EXERCISE REQUIREMENTS: Transcribe all of the records word for word, but omit the pictures.

RECORD EXCERPTS:
####################
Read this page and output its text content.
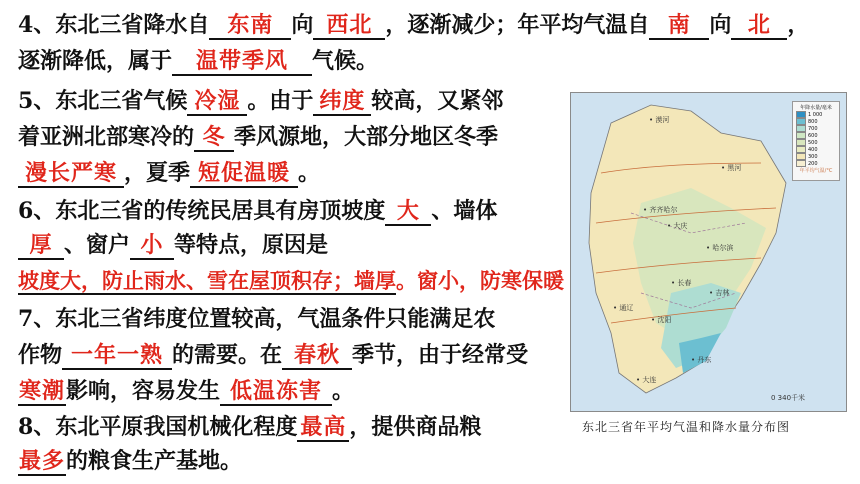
4、东北三省降水自 东南 向 西北 ，逐渐减少；年平均气温自 南 向 北 ，
逐渐降低，属于 温带季风 气候。
5、东北三省气候 冷湿 。由于 纬度 较高，又紧邻
着亚洲北部寒冷的 冬 季风源地，大部分地区冬季
漫长严寒 ，夏季 短促温暖 。
6、东北三省的传统民居具有房顶坡度 大 、墙体
厚 、窗户 小 等特点，原因是
坡度大，防止雨水、雪在屋顶积存；墙厚。窗小，防寒保暖
7、东北三省纬度位置较高，气温条件只能满足农
作物 一年一熟 的需要。在 春秋 季节，由于经常受
寒潮影响，容易发生 低温冻害 。
8、东北平原我国机械化程度 最高 ，提供商品粮
最多的粮食生产基地。
年降水量/毫米
1 000
800
700
600
500
400
300
200
年平均气温/°C
• 漠河
• 黑河
• 齐齐哈尔
• 大庆
• 哈尔滨
• 长春
• 吉林
• 沈阳
• 通辽
• 大连
• 丹东
0 340千米
东北三省年平均气温和降水量分布图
####################
RESULT:
Read this page and output its text content.
4、东北三省降水自 东南 向 西北 ，逐渐减少；年平均气温自 南 向 北 ，
逐渐降低，属于 温带季风 气候。
5、东北三省气候 冷湿 。由于 纬度 较高，又紧邻
着亚洲北部寒冷的 冬 季风源地，大部分地区冬季
漫长严寒 ，夏季 短促温暖 。
6、东北三省的传统民居具有房顶坡度 大 、墙体
厚 、窗户 小 等特点，原因是
坡度大，防止雨水、雪在屋顶积存；墙厚。窗小，防寒保暖
7、东北三省纬度位置较高，气温条件只能满足农
作物 一年一熟 的需要。在 春秋 季节，由于经常受
寒潮影响，容易发生 低温冻害 。
8、东北平原我国机械化程度 最高 ，提供商品粮
最多的粮食生产基地。
年降水量/毫米
1 000
800
700
600
500
400
300
200
年平均气温/°C
• 漠河
• 黑河
• 齐齐哈尔
• 大庆
• 哈尔滨
• 长春
• 吉林
• 沈阳
• 通辽
• 大连
• 丹东
0 340千米
东北三省年平均气温和降水量分布图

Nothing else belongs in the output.